-- Exercise directions --
Reproduce the records below in full and exactly, without their images.

-- Data excerpts --

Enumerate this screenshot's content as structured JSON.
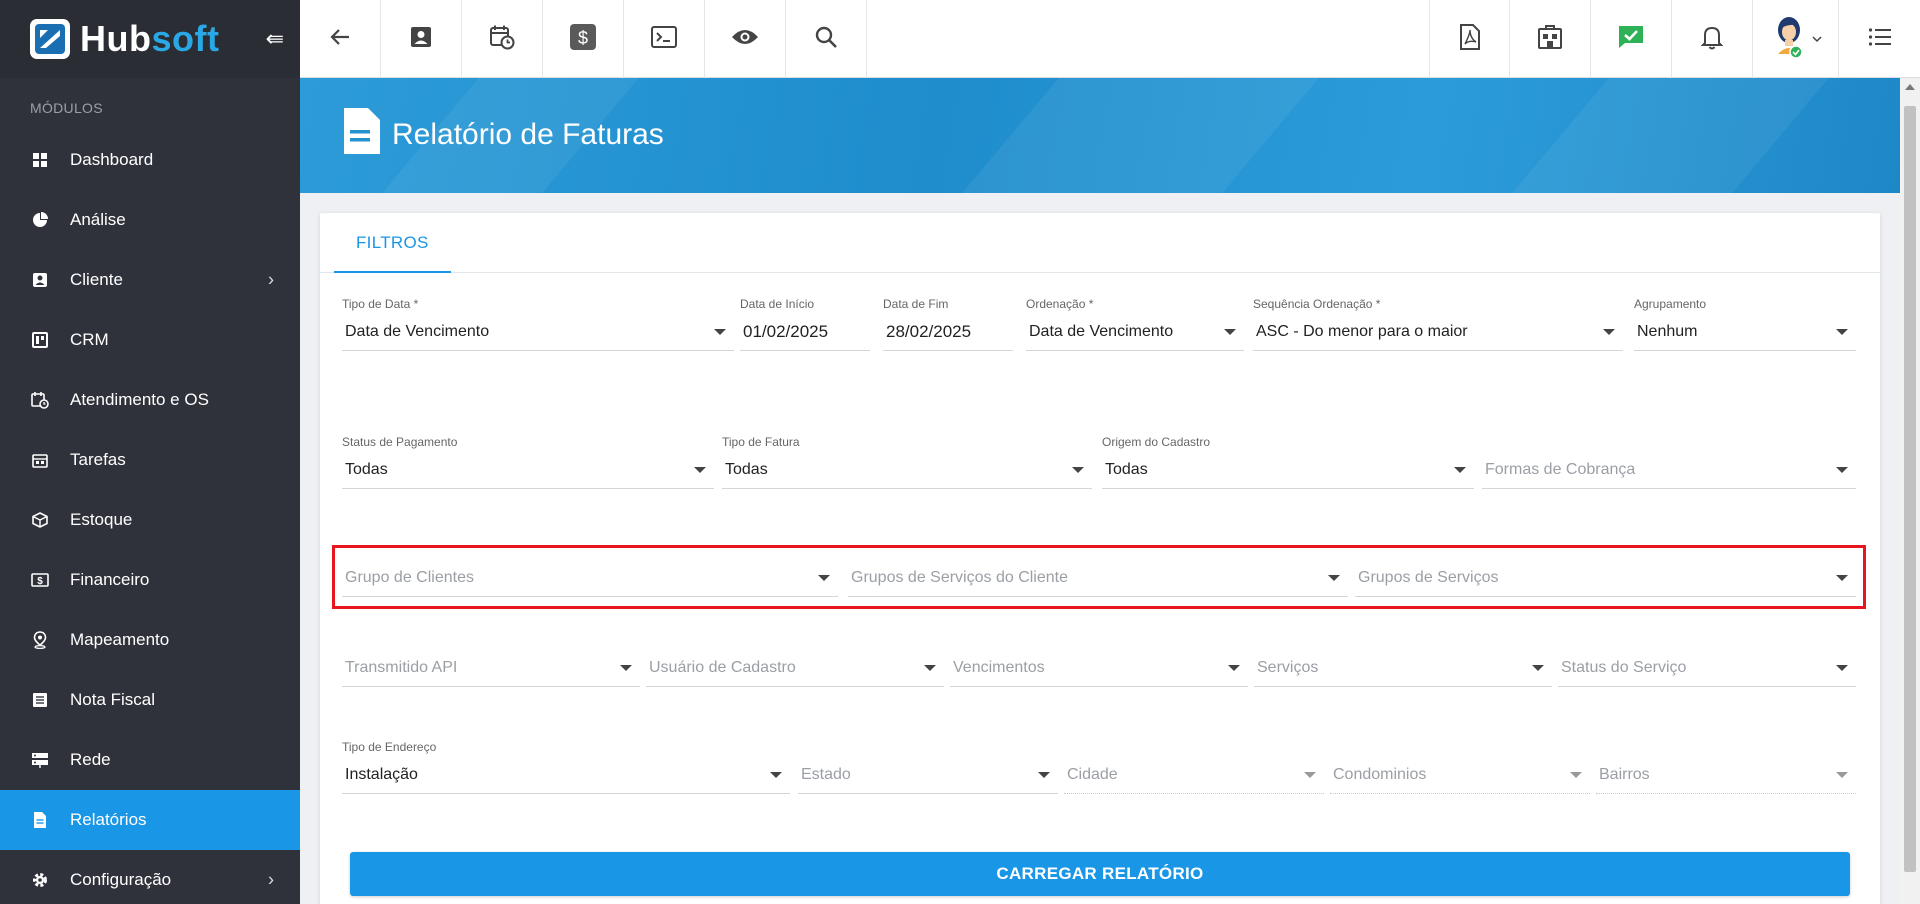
{
  "brand": {
    "name_part1": "Hub",
    "name_part2": "soft",
    "accent": "#1a96e6"
  },
  "sidebar": {
    "section_label": "MÓDULOS",
    "items": [
      {
        "label": "Dashboard",
        "icon": "dashboard-icon",
        "has_submenu": false
      },
      {
        "label": "Análise",
        "icon": "pie-chart-icon",
        "has_submenu": false
      },
      {
        "label": "Cliente",
        "icon": "contact-card-icon",
        "has_submenu": true
      },
      {
        "label": "CRM",
        "icon": "crm-board-icon",
        "has_submenu": false
      },
      {
        "label": "Atendimento e OS",
        "icon": "calendar-clock-icon",
        "has_submenu": false
      },
      {
        "label": "Tarefas",
        "icon": "calendar-tasks-icon",
        "has_submenu": false
      },
      {
        "label": "Estoque",
        "icon": "box-icon",
        "has_submenu": false
      },
      {
        "label": "Financeiro",
        "icon": "money-icon",
        "has_submenu": false
      },
      {
        "label": "Mapeamento",
        "icon": "map-pin-icon",
        "has_submenu": false
      },
      {
        "label": "Nota Fiscal",
        "icon": "receipt-icon",
        "has_submenu": false
      },
      {
        "label": "Rede",
        "icon": "server-icon",
        "has_submenu": false
      },
      {
        "label": "Relatórios",
        "icon": "report-icon",
        "has_submenu": false,
        "active": true
      },
      {
        "label": "Configuração",
        "icon": "gear-icon",
        "has_submenu": true
      }
    ]
  },
  "topbar": {
    "left_icons": [
      "back-arrow-icon",
      "contact-card-icon",
      "calendar-clock-icon",
      "dollar-icon",
      "terminal-icon",
      "eye-icon",
      "search-icon"
    ],
    "right_icons": [
      "pdf-icon",
      "building-icon",
      "chat-check-icon",
      "bell-icon",
      "avatar",
      "menu-list-icon"
    ]
  },
  "page": {
    "title": "Relatório de Faturas"
  },
  "tabs": [
    {
      "label": "FILTROS",
      "active": true
    }
  ],
  "filters": {
    "tipo_data": {
      "label": "Tipo de Data *",
      "value": "Data de Vencimento"
    },
    "data_inicio": {
      "label": "Data de Início",
      "value": "01/02/2025"
    },
    "data_fim": {
      "label": "Data de Fim",
      "value": "28/02/2025"
    },
    "ordenacao": {
      "label": "Ordenação *",
      "value": "Data de Vencimento"
    },
    "sequencia": {
      "label": "Sequência Ordenação *",
      "value": "ASC - Do menor para o maior"
    },
    "agrupamento": {
      "label": "Agrupamento",
      "value": "Nenhum"
    },
    "status_pagamento": {
      "label": "Status de Pagamento",
      "value": "Todas"
    },
    "tipo_fatura": {
      "label": "Tipo de Fatura",
      "value": "Todas"
    },
    "origem_cadastro": {
      "label": "Origem do Cadastro",
      "value": "Todas"
    },
    "formas_cobranca": {
      "placeholder": "Formas de Cobrança"
    },
    "grupo_clientes": {
      "placeholder": "Grupo de Clientes"
    },
    "grupos_servicos_cliente": {
      "placeholder": "Grupos de Serviços do Cliente"
    },
    "grupos_servicos": {
      "placeholder": "Grupos de Serviços"
    },
    "transmitido_api": {
      "placeholder": "Transmitido API"
    },
    "usuario_cadastro": {
      "placeholder": "Usuário de Cadastro"
    },
    "vencimentos": {
      "placeholder": "Vencimentos"
    },
    "servicos": {
      "placeholder": "Serviços"
    },
    "status_servico": {
      "placeholder": "Status do Serviço"
    },
    "tipo_endereco": {
      "label": "Tipo de Endereço",
      "value": "Instalação"
    },
    "estado": {
      "placeholder": "Estado"
    },
    "cidade": {
      "placeholder": "Cidade"
    },
    "condominios": {
      "placeholder": "Condominios"
    },
    "bairros": {
      "placeholder": "Bairros"
    }
  },
  "actions": {
    "load_report": "CARREGAR RELATÓRIO"
  }
}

-- Exercise answer --
Enumerate this screenshot's content as structured JSON.
{
  "brand": {
    "name_part1": "Hub",
    "name_part2": "soft",
    "accent": "#1a96e6"
  },
  "sidebar": {
    "section_label": "MÓDULOS",
    "items": [
      {
        "label": "Dashboard",
        "icon": "dashboard-icon",
        "has_submenu": false
      },
      {
        "label": "Análise",
        "icon": "pie-chart-icon",
        "has_submenu": false
      },
      {
        "label": "Cliente",
        "icon": "contact-card-icon",
        "has_submenu": true
      },
      {
        "label": "CRM",
        "icon": "crm-board-icon",
        "has_submenu": false
      },
      {
        "label": "Atendimento e OS",
        "icon": "calendar-clock-icon",
        "has_submenu": false
      },
      {
        "label": "Tarefas",
        "icon": "calendar-tasks-icon",
        "has_submenu": false
      },
      {
        "label": "Estoque",
        "icon": "box-icon",
        "has_submenu": false
      },
      {
        "label": "Financeiro",
        "icon": "money-icon",
        "has_submenu": false
      },
      {
        "label": "Mapeamento",
        "icon": "map-pin-icon",
        "has_submenu": false
      },
      {
        "label": "Nota Fiscal",
        "icon": "receipt-icon",
        "has_submenu": false
      },
      {
        "label": "Rede",
        "icon": "server-icon",
        "has_submenu": false
      },
      {
        "label": "Relatórios",
        "icon": "report-icon",
        "has_submenu": false,
        "active": true
      },
      {
        "label": "Configuração",
        "icon": "gear-icon",
        "has_submenu": true
      }
    ]
  },
  "topbar": {
    "left_icons": [
      "back-arrow-icon",
      "contact-card-icon",
      "calendar-clock-icon",
      "dollar-icon",
      "terminal-icon",
      "eye-icon",
      "search-icon"
    ],
    "right_icons": [
      "pdf-icon",
      "building-icon",
      "chat-check-icon",
      "bell-icon",
      "avatar",
      "menu-list-icon"
    ]
  },
  "page": {
    "title": "Relatório de Faturas"
  },
  "tabs": [
    {
      "label": "FILTROS",
      "active": true
    }
  ],
  "filters": {
    "tipo_data": {
      "label": "Tipo de Data *",
      "value": "Data de Vencimento"
    },
    "data_inicio": {
      "label": "Data de Início",
      "value": "01/02/2025"
    },
    "data_fim": {
      "label": "Data de Fim",
      "value": "28/02/2025"
    },
    "ordenacao": {
      "label": "Ordenação *",
      "value": "Data de Vencimento"
    },
    "sequencia": {
      "label": "Sequência Ordenação *",
      "value": "ASC - Do menor para o maior"
    },
    "agrupamento": {
      "label": "Agrupamento",
      "value": "Nenhum"
    },
    "status_pagamento": {
      "label": "Status de Pagamento",
      "value": "Todas"
    },
    "tipo_fatura": {
      "label": "Tipo de Fatura",
      "value": "Todas"
    },
    "origem_cadastro": {
      "label": "Origem do Cadastro",
      "value": "Todas"
    },
    "formas_cobranca": {
      "placeholder": "Formas de Cobrança"
    },
    "grupo_clientes": {
      "placeholder": "Grupo de Clientes"
    },
    "grupos_servicos_cliente": {
      "placeholder": "Grupos de Serviços do Cliente"
    },
    "grupos_servicos": {
      "placeholder": "Grupos de Serviços"
    },
    "transmitido_api": {
      "placeholder": "Transmitido API"
    },
    "usuario_cadastro": {
      "placeholder": "Usuário de Cadastro"
    },
    "vencimentos": {
      "placeholder": "Vencimentos"
    },
    "servicos": {
      "placeholder": "Serviços"
    },
    "status_servico": {
      "placeholder": "Status do Serviço"
    },
    "tipo_endereco": {
      "label": "Tipo de Endereço",
      "value": "Instalação"
    },
    "estado": {
      "placeholder": "Estado"
    },
    "cidade": {
      "placeholder": "Cidade"
    },
    "condominios": {
      "placeholder": "Condominios"
    },
    "bairros": {
      "placeholder": "Bairros"
    }
  },
  "actions": {
    "load_report": "CARREGAR RELATÓRIO"
  }
}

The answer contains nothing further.